=== Exercise requirements ===
State the number of lines that include the string "text", and write nothing else.

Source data
______
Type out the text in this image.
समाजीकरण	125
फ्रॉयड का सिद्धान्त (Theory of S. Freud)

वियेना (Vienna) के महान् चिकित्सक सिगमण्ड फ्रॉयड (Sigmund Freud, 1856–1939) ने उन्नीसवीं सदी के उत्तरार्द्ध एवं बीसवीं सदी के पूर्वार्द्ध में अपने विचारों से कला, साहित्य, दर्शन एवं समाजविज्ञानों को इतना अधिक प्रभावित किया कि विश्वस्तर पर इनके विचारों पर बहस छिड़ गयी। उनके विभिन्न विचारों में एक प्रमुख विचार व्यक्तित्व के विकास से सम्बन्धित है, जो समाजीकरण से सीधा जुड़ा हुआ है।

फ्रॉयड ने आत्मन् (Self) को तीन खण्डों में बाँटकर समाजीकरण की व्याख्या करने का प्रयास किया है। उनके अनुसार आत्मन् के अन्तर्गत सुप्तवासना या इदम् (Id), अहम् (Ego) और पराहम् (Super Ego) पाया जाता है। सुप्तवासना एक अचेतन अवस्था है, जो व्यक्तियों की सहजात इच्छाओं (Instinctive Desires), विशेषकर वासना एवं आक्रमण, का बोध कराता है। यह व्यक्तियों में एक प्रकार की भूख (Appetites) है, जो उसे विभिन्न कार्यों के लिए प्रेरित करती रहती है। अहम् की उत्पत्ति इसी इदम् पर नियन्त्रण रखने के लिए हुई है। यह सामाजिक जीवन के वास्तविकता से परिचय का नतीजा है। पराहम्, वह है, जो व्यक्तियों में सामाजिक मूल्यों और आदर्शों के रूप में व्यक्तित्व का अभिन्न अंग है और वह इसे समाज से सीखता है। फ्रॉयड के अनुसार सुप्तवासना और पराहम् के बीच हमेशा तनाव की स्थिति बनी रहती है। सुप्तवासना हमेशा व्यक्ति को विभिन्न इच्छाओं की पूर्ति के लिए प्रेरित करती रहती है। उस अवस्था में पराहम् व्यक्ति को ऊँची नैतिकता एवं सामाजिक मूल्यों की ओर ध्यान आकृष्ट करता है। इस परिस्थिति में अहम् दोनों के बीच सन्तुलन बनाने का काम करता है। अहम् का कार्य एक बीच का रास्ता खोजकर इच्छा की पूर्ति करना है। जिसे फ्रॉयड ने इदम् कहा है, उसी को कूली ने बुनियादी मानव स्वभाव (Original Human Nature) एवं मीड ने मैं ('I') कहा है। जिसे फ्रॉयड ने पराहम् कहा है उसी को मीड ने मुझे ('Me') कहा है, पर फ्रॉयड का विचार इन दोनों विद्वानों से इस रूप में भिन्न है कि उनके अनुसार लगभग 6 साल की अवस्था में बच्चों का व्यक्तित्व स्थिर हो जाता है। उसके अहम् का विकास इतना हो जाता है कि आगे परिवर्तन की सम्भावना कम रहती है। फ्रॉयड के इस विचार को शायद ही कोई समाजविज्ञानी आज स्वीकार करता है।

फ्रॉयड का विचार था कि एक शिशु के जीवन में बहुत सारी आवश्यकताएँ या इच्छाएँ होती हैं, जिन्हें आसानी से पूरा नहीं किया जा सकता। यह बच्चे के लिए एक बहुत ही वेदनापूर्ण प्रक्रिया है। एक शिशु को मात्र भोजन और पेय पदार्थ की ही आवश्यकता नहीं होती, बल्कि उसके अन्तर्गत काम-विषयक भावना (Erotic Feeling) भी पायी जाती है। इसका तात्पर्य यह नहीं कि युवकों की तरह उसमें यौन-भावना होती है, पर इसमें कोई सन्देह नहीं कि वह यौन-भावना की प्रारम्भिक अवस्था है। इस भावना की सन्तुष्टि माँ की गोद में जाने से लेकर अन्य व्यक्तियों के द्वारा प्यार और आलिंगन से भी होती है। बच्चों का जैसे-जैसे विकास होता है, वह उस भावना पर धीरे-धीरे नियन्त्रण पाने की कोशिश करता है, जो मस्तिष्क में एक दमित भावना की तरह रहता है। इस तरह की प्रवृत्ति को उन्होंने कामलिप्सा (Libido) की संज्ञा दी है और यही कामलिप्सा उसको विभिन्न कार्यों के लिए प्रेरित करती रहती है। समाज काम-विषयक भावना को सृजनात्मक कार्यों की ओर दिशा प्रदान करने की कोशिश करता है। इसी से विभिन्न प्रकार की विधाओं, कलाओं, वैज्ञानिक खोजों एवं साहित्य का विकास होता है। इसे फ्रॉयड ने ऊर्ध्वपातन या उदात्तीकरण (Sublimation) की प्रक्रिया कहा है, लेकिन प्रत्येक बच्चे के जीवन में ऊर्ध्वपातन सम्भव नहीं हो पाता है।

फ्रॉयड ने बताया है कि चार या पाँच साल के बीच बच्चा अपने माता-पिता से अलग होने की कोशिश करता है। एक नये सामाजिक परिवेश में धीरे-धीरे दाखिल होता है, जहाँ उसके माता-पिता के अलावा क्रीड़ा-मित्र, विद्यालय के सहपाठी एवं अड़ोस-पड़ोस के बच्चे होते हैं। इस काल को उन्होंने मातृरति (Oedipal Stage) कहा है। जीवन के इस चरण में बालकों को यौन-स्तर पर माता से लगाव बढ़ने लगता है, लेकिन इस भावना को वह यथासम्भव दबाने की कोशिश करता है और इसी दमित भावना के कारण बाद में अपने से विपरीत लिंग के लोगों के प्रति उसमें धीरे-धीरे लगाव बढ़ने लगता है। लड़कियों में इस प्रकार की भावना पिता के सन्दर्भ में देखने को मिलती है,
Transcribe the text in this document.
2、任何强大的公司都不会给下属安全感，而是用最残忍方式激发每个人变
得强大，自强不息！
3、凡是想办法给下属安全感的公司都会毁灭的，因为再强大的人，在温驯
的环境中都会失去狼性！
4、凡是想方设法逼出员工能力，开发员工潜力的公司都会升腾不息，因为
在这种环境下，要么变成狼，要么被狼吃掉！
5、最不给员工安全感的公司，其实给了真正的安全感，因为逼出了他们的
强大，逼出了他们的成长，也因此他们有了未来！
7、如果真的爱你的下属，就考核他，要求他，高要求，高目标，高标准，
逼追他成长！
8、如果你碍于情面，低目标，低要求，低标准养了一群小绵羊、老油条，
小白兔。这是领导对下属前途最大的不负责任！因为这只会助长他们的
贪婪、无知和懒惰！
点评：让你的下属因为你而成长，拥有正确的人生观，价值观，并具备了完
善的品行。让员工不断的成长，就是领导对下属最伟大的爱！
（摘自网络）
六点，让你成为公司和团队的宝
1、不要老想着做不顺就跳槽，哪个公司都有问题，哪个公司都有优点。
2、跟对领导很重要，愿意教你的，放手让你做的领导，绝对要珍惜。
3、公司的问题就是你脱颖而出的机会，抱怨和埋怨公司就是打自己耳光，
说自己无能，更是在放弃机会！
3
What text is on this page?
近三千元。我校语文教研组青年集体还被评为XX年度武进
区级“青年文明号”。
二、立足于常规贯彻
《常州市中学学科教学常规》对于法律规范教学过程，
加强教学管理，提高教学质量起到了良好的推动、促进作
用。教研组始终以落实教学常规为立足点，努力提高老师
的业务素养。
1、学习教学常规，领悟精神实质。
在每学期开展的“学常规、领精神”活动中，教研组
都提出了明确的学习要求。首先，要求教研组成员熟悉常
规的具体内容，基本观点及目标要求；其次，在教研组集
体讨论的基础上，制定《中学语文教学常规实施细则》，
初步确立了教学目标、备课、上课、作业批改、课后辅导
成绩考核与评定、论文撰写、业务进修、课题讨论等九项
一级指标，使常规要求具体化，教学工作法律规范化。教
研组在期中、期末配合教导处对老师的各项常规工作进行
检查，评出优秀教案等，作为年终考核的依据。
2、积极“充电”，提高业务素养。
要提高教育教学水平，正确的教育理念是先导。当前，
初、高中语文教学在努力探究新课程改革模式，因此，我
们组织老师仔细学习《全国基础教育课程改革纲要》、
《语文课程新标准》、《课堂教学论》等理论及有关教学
______
=== Response ===
3